> **Rows from a dataset**
-- -- --
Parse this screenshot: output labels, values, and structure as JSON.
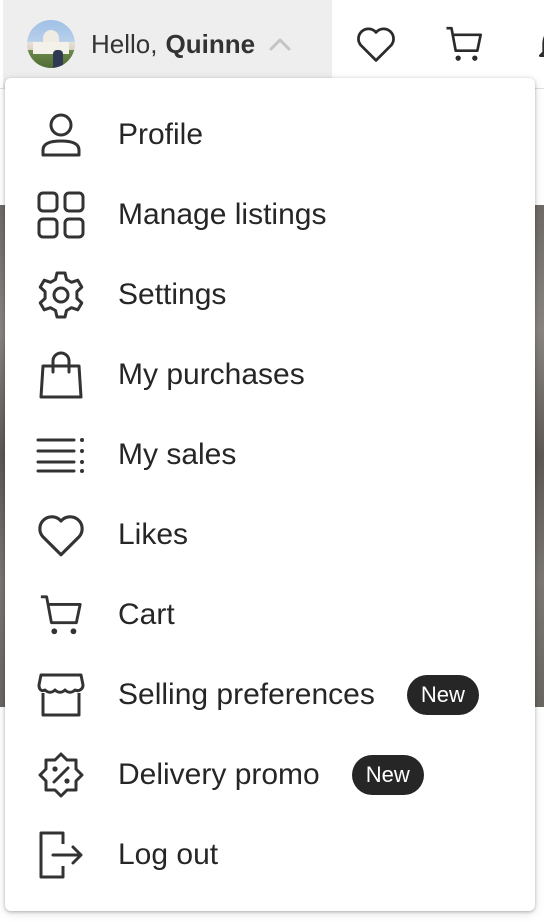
{
  "header": {
    "greeting_prefix": "Hello",
    "user_name": "Quinne",
    "icons": [
      "chevron-up-icon",
      "heart-icon",
      "cart-icon",
      "bell-icon"
    ]
  },
  "menu": {
    "items": [
      {
        "label": "Profile",
        "icon": "user-icon"
      },
      {
        "label": "Manage listings",
        "icon": "grid-icon"
      },
      {
        "label": "Settings",
        "icon": "gear-icon"
      },
      {
        "label": "My purchases",
        "icon": "shopping-bag-icon"
      },
      {
        "label": "My sales",
        "icon": "list-icon"
      },
      {
        "label": "Likes",
        "icon": "heart-icon"
      },
      {
        "label": "Cart",
        "icon": "cart-icon"
      },
      {
        "label": "Selling preferences",
        "icon": "storefront-icon",
        "badge": "New"
      },
      {
        "label": "Delivery promo",
        "icon": "discount-badge-icon",
        "badge": "New"
      },
      {
        "label": "Log out",
        "icon": "logout-icon"
      }
    ]
  },
  "colors": {
    "text": "#262626",
    "badge_bg": "#262626",
    "badge_text": "#ffffff",
    "trigger_bg": "#eeeeee"
  }
}
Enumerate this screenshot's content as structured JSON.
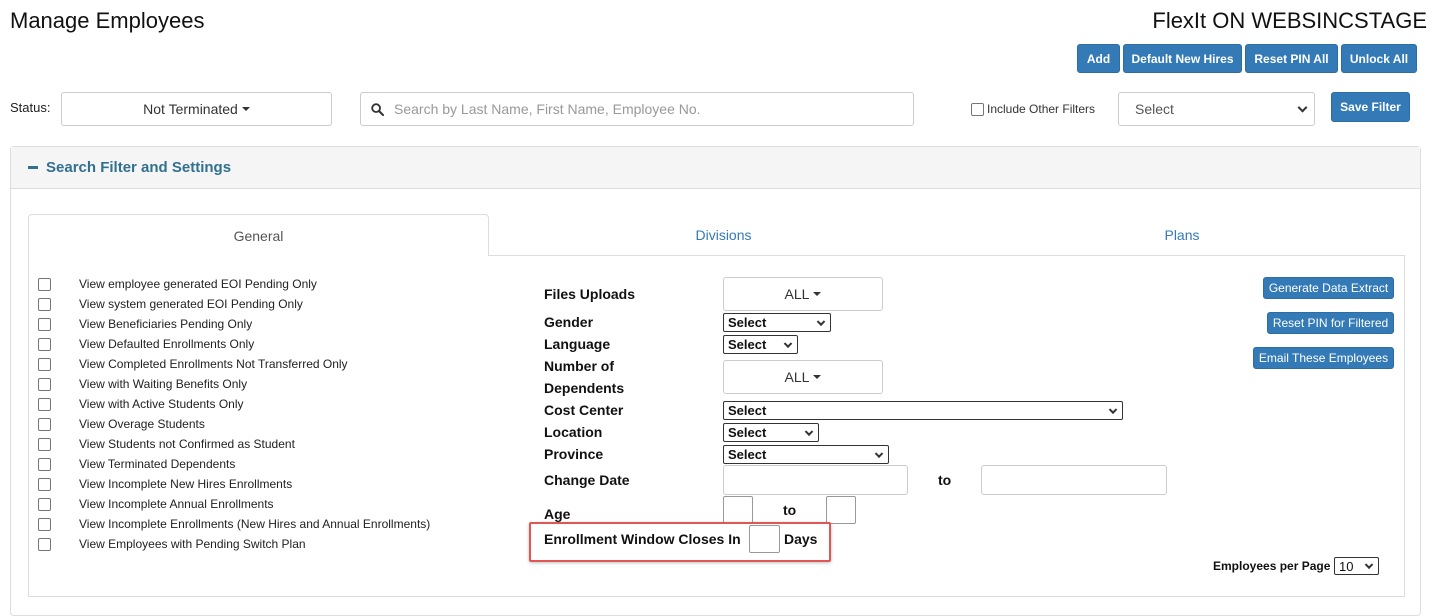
{
  "header": {
    "page_title": "Manage Employees",
    "app_title": "FlexIt ON WEBSINCSTAGE"
  },
  "top_buttons": [
    "Add",
    "Default New Hires",
    "Reset PIN All",
    "Unlock All"
  ],
  "filter_bar": {
    "status_label": "Status:",
    "status_value": "Not Terminated",
    "search_placeholder": "Search by Last Name, First Name, Employee No.",
    "include_other_filters": "Include Other Filters",
    "filter_select": "Select",
    "save_filter": "Save Filter"
  },
  "panel": {
    "title": "Search Filter and Settings",
    "tabs": [
      "General",
      "Divisions",
      "Plans"
    ],
    "active_tab": "General"
  },
  "checkbox_options": [
    "View employee generated EOI Pending Only",
    "View system generated EOI Pending Only",
    "View Beneficiaries Pending Only",
    "View Defaulted Enrollments Only",
    "View Completed Enrollments Not Transferred Only",
    "View with Waiting Benefits Only",
    "View with Active Students Only",
    "View Overage Students",
    "View Students not Confirmed as Student",
    "View Terminated Dependents",
    "View Incomplete New Hires Enrollments",
    "View Incomplete Annual Enrollments",
    "View Incomplete Enrollments (New Hires and Annual Enrollments)",
    "View Employees with Pending Switch Plan"
  ],
  "fields": {
    "files_uploads": {
      "label": "Files Uploads",
      "value": "ALL"
    },
    "gender": {
      "label": "Gender",
      "value": "Select"
    },
    "language": {
      "label": "Language",
      "value": "Select"
    },
    "dependents": {
      "label_line1": "Number of",
      "label_line2": "Dependents",
      "value": "ALL"
    },
    "cost_center": {
      "label": "Cost Center",
      "value": "Select"
    },
    "location": {
      "label": "Location",
      "value": "Select"
    },
    "province": {
      "label": "Province",
      "value": "Select"
    },
    "change_date": {
      "label": "Change Date",
      "to": "to"
    },
    "age": {
      "label": "Age",
      "to": "to"
    },
    "enrollment_window": {
      "label": "Enrollment Window Closes In",
      "suffix": "Days"
    }
  },
  "side_buttons": [
    "Generate Data Extract",
    "Reset PIN for Filtered",
    "Email These Employees"
  ],
  "pagination": {
    "label": "Employees per Page",
    "value": "10"
  },
  "colors": {
    "primary_button": "#337ab7",
    "link": "#337ab7",
    "panel_title": "#31708f",
    "highlight": "#e05656"
  }
}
-- -- --
> **Stated problem**
Pictures are excluded; copy every other part of the records exactly.

> **Output of the task**
Parse this screenshot: output labels, values, and structure as JSON.
{
  "header": {
    "greeting_prefix": "Hello",
    "user_name": "Quinne",
    "icons": [
      "chevron-up-icon",
      "heart-icon",
      "cart-icon",
      "bell-icon"
    ]
  },
  "menu": {
    "items": [
      {
        "label": "Profile",
        "icon": "user-icon"
      },
      {
        "label": "Manage listings",
        "icon": "grid-icon"
      },
      {
        "label": "Settings",
        "icon": "gear-icon"
      },
      {
        "label": "My purchases",
        "icon": "shopping-bag-icon"
      },
      {
        "label": "My sales",
        "icon": "list-icon"
      },
      {
        "label": "Likes",
        "icon": "heart-icon"
      },
      {
        "label": "Cart",
        "icon": "cart-icon"
      },
      {
        "label": "Selling preferences",
        "icon": "storefront-icon",
        "badge": "New"
      },
      {
        "label": "Delivery promo",
        "icon": "discount-badge-icon",
        "badge": "New"
      },
      {
        "label": "Log out",
        "icon": "logout-icon"
      }
    ]
  },
  "colors": {
    "text": "#262626",
    "badge_bg": "#262626",
    "badge_text": "#ffffff",
    "trigger_bg": "#eeeeee"
  }
}
Enumerate this screenshot's content as structured JSON.
{
  "header": {
    "page_title": "Manage Employees",
    "app_title": "FlexIt ON WEBSINCSTAGE"
  },
  "top_buttons": [
    "Add",
    "Default New Hires",
    "Reset PIN All",
    "Unlock All"
  ],
  "filter_bar": {
    "status_label": "Status:",
    "status_value": "Not Terminated",
    "search_placeholder": "Search by Last Name, First Name, Employee No.",
    "include_other_filters": "Include Other Filters",
    "filter_select": "Select",
    "save_filter": "Save Filter"
  },
  "panel": {
    "title": "Search Filter and Settings",
    "tabs": [
      "General",
      "Divisions",
      "Plans"
    ],
    "active_tab": "General"
  },
  "checkbox_options": [
    "View employee generated EOI Pending Only",
    "View system generated EOI Pending Only",
    "View Beneficiaries Pending Only",
    "View Defaulted Enrollments Only",
    "View Completed Enrollments Not Transferred Only",
    "View with Waiting Benefits Only",
    "View with Active Students Only",
    "View Overage Students",
    "View Students not Confirmed as Student",
    "View Terminated Dependents",
    "View Incomplete New Hires Enrollments",
    "View Incomplete Annual Enrollments",
    "View Incomplete Enrollments (New Hires and Annual Enrollments)",
    "View Employees with Pending Switch Plan"
  ],
  "fields": {
    "files_uploads": {
      "label": "Files Uploads",
      "value": "ALL"
    },
    "gender": {
      "label": "Gender",
      "value": "Select"
    },
    "language": {
      "label": "Language",
      "value": "Select"
    },
    "dependents": {
      "label_line1": "Number of",
      "label_line2": "Dependents",
      "value": "ALL"
    },
    "cost_center": {
      "label": "Cost Center",
      "value": "Select"
    },
    "location": {
      "label": "Location",
      "value": "Select"
    },
    "province": {
      "label": "Province",
      "value": "Select"
    },
    "change_date": {
      "label": "Change Date",
      "to": "to"
    },
    "age": {
      "label": "Age",
      "to": "to"
    },
    "enrollment_window": {
      "label": "Enrollment Window Closes In",
      "suffix": "Days"
    }
  },
  "side_buttons": [
    "Generate Data Extract",
    "Reset PIN for Filtered",
    "Email These Employees"
  ],
  "pagination": {
    "label": "Employees per Page",
    "value": "10"
  },
  "colors": {
    "primary_button": "#337ab7",
    "link": "#337ab7",
    "panel_title": "#31708f",
    "highlight": "#e05656"
  }
}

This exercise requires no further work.